Copy each line that contains the word "信息与通信工程".

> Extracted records
____
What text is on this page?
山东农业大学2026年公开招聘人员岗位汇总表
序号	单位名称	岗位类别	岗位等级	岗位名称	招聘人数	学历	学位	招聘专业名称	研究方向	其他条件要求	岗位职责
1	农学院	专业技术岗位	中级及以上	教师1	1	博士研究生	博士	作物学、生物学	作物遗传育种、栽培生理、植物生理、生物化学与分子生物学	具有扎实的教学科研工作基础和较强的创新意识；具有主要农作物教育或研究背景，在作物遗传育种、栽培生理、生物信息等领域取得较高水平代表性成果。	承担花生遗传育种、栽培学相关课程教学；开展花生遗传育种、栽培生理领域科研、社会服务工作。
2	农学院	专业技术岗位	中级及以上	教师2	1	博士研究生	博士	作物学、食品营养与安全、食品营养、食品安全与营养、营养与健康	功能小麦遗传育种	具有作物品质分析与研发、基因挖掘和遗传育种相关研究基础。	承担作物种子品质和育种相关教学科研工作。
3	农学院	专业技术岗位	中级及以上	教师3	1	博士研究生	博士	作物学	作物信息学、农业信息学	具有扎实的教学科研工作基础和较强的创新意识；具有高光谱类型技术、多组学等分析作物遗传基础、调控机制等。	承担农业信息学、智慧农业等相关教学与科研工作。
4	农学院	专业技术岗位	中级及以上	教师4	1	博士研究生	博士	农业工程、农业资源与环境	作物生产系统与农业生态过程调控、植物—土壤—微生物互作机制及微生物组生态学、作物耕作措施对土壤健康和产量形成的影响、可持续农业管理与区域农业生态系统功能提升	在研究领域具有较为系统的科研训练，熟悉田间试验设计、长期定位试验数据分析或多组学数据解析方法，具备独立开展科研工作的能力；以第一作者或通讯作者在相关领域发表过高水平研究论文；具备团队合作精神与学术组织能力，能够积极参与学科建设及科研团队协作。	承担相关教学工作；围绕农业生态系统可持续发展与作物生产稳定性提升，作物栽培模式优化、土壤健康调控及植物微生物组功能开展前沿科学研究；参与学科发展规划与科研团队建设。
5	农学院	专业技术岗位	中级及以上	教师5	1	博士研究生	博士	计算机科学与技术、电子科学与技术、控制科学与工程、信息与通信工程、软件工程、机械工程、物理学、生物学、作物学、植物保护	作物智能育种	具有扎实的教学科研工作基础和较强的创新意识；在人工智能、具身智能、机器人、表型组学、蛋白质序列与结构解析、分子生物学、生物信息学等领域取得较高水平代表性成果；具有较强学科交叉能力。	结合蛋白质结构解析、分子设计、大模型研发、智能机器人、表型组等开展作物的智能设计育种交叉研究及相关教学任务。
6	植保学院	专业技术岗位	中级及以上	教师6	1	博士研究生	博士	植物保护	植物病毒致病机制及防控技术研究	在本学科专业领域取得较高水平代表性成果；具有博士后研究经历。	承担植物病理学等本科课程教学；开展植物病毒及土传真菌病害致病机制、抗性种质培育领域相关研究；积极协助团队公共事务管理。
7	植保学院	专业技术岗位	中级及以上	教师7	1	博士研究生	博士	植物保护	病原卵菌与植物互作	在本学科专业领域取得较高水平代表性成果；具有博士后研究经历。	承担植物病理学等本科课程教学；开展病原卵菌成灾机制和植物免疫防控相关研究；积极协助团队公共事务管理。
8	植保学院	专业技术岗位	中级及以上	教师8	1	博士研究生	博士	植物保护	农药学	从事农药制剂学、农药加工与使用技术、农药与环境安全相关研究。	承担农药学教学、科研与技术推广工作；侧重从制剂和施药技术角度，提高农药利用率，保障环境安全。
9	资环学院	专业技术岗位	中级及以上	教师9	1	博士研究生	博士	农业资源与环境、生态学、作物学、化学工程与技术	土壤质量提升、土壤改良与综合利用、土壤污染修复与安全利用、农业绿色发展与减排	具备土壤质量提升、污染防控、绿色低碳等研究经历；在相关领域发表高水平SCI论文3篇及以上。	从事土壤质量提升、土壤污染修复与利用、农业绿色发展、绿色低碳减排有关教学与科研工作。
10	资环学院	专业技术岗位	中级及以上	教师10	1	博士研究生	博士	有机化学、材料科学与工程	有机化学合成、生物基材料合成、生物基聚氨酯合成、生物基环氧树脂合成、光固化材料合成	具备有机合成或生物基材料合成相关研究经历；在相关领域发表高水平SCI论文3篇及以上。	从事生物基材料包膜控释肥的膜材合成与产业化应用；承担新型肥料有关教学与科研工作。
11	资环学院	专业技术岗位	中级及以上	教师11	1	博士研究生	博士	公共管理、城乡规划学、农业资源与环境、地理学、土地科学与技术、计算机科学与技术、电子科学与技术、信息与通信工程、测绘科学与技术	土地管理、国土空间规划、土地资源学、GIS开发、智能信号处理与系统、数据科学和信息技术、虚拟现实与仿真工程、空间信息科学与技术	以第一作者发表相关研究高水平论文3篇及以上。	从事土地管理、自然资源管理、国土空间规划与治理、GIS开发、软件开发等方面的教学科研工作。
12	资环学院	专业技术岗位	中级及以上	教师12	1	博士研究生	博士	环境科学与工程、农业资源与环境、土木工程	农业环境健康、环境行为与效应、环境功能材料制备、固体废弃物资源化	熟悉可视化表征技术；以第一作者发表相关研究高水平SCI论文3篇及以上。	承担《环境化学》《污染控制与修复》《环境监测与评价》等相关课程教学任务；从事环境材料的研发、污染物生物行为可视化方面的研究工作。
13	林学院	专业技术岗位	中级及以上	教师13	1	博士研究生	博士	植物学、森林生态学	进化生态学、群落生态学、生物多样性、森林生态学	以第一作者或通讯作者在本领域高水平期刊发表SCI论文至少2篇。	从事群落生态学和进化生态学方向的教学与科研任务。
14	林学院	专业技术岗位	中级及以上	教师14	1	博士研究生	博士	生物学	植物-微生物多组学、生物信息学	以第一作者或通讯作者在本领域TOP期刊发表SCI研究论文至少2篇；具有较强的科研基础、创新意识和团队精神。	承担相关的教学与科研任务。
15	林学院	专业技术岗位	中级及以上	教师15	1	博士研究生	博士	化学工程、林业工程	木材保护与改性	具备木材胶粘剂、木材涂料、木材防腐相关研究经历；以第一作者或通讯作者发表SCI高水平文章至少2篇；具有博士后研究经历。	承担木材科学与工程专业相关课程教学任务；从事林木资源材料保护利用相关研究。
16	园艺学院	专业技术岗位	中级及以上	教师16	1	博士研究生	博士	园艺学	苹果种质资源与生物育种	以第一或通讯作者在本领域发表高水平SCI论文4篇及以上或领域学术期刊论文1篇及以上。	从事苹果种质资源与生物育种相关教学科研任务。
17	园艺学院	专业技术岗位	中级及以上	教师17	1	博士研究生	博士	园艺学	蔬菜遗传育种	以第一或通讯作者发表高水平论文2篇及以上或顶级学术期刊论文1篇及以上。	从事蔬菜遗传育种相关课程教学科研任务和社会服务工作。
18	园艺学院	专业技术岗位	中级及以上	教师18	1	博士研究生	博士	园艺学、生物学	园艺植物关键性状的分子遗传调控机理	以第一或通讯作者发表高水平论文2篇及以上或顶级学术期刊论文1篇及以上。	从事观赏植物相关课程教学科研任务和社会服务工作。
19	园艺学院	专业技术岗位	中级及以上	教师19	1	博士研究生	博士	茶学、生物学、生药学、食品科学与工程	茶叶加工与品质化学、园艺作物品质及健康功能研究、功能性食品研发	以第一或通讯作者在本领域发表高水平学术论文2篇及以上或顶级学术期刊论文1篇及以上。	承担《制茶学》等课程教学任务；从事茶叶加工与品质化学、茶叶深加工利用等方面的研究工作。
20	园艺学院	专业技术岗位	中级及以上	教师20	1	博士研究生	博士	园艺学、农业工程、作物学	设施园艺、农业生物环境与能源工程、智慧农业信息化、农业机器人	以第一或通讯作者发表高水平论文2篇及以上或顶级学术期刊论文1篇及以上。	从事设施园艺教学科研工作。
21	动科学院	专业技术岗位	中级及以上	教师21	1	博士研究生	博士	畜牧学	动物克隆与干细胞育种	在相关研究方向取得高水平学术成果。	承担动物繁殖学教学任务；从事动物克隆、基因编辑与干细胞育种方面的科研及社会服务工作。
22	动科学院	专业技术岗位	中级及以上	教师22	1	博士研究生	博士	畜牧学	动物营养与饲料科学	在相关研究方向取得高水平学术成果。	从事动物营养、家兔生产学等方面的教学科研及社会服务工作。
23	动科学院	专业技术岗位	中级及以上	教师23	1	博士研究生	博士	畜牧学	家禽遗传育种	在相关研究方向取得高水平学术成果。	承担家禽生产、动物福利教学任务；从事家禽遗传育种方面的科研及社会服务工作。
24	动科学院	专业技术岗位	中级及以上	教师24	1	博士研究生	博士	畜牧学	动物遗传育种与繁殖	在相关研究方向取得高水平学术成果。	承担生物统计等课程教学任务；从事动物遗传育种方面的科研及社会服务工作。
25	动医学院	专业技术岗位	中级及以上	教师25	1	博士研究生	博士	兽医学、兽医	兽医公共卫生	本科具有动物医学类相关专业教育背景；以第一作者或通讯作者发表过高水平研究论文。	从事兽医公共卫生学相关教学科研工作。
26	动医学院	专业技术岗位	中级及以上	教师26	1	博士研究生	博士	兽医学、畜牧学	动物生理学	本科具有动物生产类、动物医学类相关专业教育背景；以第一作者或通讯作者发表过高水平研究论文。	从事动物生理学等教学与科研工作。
____
> Task answer
5	农学院	专业技术岗位	中级及以上	教师5	1	博士研究生	博士	计算机科学与技术、电子科学与技术、控制科学与工程、信息与通信工程、软件工程、机械工程、物理学、生物学、作物学、植物保护	作物智能育种	具有扎实的教学科研工作基础和较强的创新意识；在人工智能、具身智能、机器人、表型组学、蛋白质序列与结构解析、分子生物学、生物信息学等领域取得较高水平代表性成果；具有较强学科交叉能力。	结合蛋白质结构解析、分子设计、大模型研发、智能机器人、表型组等开展作物的智能设计育种交叉研究及相关教学任务。
11	资环学院	专业技术岗位	中级及以上	教师11	1	博士研究生	博士	公共管理、城乡规划学、农业资源与环境、地理学、土地科学与技术、计算机科学与技术、电子科学与技术、信息与通信工程、测绘科学与技术	土地管理、国土空间规划、土地资源学、GIS开发、智能信号处理与系统、数据科学和信息技术、虚拟现实与仿真工程、空间信息科学与技术	以第一作者发表相关研究高水平论文3篇及以上。	从事土地管理、自然资源管理、国土空间规划与治理、GIS开发、软件开发等方面的教学科研工作。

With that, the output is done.